■ **Latihan A**
Kembalikan tanpa perubahan baris-baris data dari baris pertama data sampai dengan baris yang memuat "residue-letter: A <box>314 367 324 382</box>", termasuk baris itu sendiri.

■ **Teks pilihan**
--

REPUBLIKA.CO.ID, JAKARTA -- Jaksa Penuntut Umum (JPU) KPK akan menghadirkan 133 saksi untuk membuktikan perbuatan korupsi dalam pengadan KTP elektronik tahun anggaran 2011-2012 yang diduga merugikan keuangan negara hingga Rp 2,314 triliun dari total anggaran Rp 5,95 triliun.
"Dari 294 saksi yang diperiksa (di tingkat penyidikan) rencananya tidak akan menghadirkan seluruh saksi, tapi akan menghadirkan saksi-saksi yang relevan dengan dakwaan. Sampai kemarin sekitar 133 saksi yang akan kami panggil," kata ketua jaksa penuntut umum KPK Irene Putri dalam sidang pembacaan dakwaan di pengadilan Tindak Pidana Korupsi (Tipikor) Jakarta, Kamis (9/3).
Dalam perkara ini, Direktur Jenderal Kependudukan dan Pencatatan Sipil (Dukcapil) Kementerian Dalam Negeri (Kemendagri) dan Pejabat Pembuat Komitmen pada Dukcapil Kemendagri Sugiharto didakwa bersama-sama Setya Novanto selaku Ketua Fraksi Partai Golkar, Andi Agustinus alias Andi Narogong selaku penyedia barang/jasa pada Kemendagri, Isnu Edhi Wijaya selaku Ketua Konsorsium Percetakan Negara RI (PNRI), Diah Anggraini selaku Sekretaris Jenderal (Sekjen) Kemendagri dan Drajat Wisnu Setyawan selaku Ketua pantia pengadaan didakwa melakukan korupsi pengadaan pekerjaan KTP elektornik (KTP-el) 2011-2012.

--

■ **Data terlampir**
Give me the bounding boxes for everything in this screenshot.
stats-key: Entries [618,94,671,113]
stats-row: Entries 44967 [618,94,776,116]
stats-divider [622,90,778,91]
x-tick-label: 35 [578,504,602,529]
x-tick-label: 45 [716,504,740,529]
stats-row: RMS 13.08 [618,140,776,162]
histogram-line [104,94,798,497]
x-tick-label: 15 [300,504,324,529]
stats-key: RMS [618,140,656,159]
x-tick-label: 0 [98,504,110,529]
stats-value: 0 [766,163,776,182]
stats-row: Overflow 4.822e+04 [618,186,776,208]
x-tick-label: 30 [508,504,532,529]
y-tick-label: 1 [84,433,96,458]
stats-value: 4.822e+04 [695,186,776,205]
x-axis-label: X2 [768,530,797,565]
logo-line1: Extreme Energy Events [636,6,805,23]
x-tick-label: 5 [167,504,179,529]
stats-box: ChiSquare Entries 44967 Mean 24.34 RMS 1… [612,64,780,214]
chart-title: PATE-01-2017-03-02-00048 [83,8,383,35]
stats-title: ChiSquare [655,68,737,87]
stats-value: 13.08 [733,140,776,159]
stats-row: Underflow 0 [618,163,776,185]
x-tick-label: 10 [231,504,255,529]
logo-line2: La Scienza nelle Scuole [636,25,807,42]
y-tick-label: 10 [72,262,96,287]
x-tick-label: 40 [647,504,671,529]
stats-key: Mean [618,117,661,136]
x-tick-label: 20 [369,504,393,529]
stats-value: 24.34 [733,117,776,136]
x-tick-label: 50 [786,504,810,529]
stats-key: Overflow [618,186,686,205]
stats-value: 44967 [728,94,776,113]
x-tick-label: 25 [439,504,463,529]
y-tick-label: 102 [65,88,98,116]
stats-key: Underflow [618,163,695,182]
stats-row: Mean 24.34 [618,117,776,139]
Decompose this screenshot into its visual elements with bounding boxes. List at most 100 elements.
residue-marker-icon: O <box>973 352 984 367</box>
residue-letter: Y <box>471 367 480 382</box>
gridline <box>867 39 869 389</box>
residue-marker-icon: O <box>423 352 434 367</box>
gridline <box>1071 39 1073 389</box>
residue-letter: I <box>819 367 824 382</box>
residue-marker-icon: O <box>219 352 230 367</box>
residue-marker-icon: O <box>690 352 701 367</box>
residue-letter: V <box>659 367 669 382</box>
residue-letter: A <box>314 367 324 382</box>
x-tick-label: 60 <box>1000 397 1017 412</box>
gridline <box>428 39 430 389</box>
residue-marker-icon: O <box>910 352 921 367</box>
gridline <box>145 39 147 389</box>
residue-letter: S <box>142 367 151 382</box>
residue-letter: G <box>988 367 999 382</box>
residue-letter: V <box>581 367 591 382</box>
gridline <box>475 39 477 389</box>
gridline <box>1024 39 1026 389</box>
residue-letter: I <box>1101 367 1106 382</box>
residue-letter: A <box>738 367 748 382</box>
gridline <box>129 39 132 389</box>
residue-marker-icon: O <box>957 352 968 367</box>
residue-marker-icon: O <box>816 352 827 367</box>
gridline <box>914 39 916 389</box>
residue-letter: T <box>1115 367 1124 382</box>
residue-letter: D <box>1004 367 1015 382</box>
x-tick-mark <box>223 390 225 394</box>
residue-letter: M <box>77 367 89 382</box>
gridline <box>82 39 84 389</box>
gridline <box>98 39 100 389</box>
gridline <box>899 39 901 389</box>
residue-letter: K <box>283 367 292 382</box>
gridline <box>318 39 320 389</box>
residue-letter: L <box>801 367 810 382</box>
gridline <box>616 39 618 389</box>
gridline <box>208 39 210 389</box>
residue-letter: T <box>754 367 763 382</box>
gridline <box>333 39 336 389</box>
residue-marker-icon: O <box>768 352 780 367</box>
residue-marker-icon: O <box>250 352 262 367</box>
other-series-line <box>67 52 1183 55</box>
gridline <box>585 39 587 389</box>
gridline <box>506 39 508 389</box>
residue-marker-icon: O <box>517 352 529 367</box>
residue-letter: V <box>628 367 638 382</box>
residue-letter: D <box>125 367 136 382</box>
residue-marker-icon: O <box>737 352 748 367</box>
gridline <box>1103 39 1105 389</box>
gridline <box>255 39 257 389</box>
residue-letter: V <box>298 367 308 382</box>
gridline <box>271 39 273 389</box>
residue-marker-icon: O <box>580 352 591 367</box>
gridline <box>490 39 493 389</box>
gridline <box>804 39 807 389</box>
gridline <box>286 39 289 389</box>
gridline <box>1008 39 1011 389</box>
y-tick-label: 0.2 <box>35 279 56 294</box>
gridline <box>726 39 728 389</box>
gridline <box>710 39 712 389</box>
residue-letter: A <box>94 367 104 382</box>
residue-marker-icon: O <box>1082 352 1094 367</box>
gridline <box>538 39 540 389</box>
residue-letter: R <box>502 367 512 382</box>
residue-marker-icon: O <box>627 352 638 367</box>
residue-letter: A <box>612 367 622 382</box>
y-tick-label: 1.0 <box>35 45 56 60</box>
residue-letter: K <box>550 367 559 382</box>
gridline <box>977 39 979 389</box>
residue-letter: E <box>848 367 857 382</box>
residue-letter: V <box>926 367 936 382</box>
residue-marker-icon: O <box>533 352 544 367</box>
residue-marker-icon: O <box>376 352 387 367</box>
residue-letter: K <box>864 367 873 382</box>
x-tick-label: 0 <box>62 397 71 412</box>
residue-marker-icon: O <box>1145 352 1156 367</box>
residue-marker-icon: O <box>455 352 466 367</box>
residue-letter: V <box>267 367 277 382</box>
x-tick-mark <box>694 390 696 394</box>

--

■ **Latihan B**
Ketik ulang tanpa perubahan bagian artikel tentang perkara korupsi KTP elektronik, mulai dari "REPUBLIKA.CO.ID, JAKARTA -- Jaksa" sampai dengan "Rp 5,95 triliun.".

■ **Jawaban lengkap A**
Give me the bounding boxes for everything in this screenshot.
stats-key: Entries [618,94,671,113]
stats-row: Entries 44967 [618,94,776,116]
stats-divider [622,90,778,91]
x-tick-label: 35 [578,504,602,529]
x-tick-label: 45 [716,504,740,529]
stats-row: RMS 13.08 [618,140,776,162]
histogram-line [104,94,798,497]
x-tick-label: 15 [300,504,324,529]
stats-key: RMS [618,140,656,159]
x-tick-label: 0 [98,504,110,529]
stats-value: 0 [766,163,776,182]
stats-row: Overflow 4.822e+04 [618,186,776,208]
x-tick-label: 30 [508,504,532,529]
y-tick-label: 1 [84,433,96,458]
stats-value: 4.822e+04 [695,186,776,205]
x-axis-label: X2 [768,530,797,565]
logo-line1: Extreme Energy Events [636,6,805,23]
x-tick-label: 5 [167,504,179,529]
stats-box: ChiSquare Entries 44967 Mean 24.34 RMS 1… [612,64,780,214]
chart-title: PATE-01-2017-03-02-00048 [83,8,383,35]
stats-title: ChiSquare [655,68,737,87]
stats-value: 13.08 [733,140,776,159]
stats-row: Underflow 0 [618,163,776,185]
x-tick-label: 10 [231,504,255,529]
logo-line2: La Scienza nelle Scuole [636,25,807,42]
y-tick-label: 10 [72,262,96,287]
x-tick-label: 40 [647,504,671,529]
stats-key: Mean [618,117,661,136]
x-tick-label: 20 [369,504,393,529]
stats-value: 24.34 [733,117,776,136]
x-tick-label: 50 [786,504,810,529]
stats-key: Overflow [618,186,686,205]
stats-value: 44967 [728,94,776,113]
x-tick-label: 25 [439,504,463,529]
y-tick-label: 102 [65,88,98,116]
stats-key: Underflow [618,163,695,182]
stats-row: Mean 24.34 [618,117,776,139]
Decompose this screenshot into its visual elements with bounding boxes. List at most 100 elements.
residue-marker-icon: O <box>973 352 984 367</box>
residue-letter: Y <box>471 367 480 382</box>
gridline <box>867 39 869 389</box>
residue-marker-icon: O <box>423 352 434 367</box>
gridline <box>1071 39 1073 389</box>
residue-letter: I <box>819 367 824 382</box>
residue-marker-icon: O <box>219 352 230 367</box>
residue-marker-icon: O <box>690 352 701 367</box>
residue-letter: V <box>659 367 669 382</box>
residue-letter: A <box>314 367 324 382</box>

■ **Jawaban lengkap B**
REPUBLIKA.CO.ID, JAKARTA -- Jaksa Penuntut Umum (JPU) KPK akan menghadirkan 133 saksi untuk membuktikan perbuatan korupsi dalam pengadan KTP elektronik tahun anggaran 2011-2012 yang diduga merugikan keuangan negara hingga Rp 2,314 triliun dari total anggaran Rp 5,95 triliun.